● **WHAT IS NEEDED**
Using the listing below, please gather every line containing the word "Difference".

Figure record extracts:
START
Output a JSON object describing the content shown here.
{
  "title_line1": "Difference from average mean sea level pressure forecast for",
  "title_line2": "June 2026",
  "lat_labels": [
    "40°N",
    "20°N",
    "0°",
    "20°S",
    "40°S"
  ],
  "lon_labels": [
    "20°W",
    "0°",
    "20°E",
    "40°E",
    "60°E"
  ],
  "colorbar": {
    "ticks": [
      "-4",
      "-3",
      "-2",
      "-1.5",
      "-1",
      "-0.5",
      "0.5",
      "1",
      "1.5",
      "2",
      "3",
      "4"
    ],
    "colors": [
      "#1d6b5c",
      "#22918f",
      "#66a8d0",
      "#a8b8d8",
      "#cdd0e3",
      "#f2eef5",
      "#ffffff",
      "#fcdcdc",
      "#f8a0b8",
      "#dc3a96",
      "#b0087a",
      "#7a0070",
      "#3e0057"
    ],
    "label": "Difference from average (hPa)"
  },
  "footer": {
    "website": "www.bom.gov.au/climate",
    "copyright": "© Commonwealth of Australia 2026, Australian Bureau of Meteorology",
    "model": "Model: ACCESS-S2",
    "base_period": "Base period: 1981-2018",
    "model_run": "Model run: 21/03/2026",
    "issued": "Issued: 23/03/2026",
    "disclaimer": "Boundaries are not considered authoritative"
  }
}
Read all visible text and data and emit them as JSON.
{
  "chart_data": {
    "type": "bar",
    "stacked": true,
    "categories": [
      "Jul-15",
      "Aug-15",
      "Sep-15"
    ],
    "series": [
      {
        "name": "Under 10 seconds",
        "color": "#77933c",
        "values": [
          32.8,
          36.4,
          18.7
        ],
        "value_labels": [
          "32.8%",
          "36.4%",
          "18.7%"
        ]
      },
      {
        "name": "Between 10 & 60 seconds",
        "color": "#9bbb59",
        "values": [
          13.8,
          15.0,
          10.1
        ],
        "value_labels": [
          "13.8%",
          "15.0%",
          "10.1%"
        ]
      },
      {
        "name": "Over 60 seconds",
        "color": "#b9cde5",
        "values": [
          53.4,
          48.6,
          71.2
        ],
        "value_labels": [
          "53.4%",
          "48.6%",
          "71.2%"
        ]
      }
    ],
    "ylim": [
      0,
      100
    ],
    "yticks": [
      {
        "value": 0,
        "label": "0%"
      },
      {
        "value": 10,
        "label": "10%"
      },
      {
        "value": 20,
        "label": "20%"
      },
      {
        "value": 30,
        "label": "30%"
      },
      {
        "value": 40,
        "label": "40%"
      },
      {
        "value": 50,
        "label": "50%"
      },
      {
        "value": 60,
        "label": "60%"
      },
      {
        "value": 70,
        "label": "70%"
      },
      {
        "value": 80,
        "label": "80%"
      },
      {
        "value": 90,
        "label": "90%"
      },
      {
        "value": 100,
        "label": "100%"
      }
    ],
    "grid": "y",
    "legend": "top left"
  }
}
END
● **FINAL RESULT**
  "title_line1": "Difference from average mean sea level pressure forecast for",
    "label": "Difference from average (hPa)"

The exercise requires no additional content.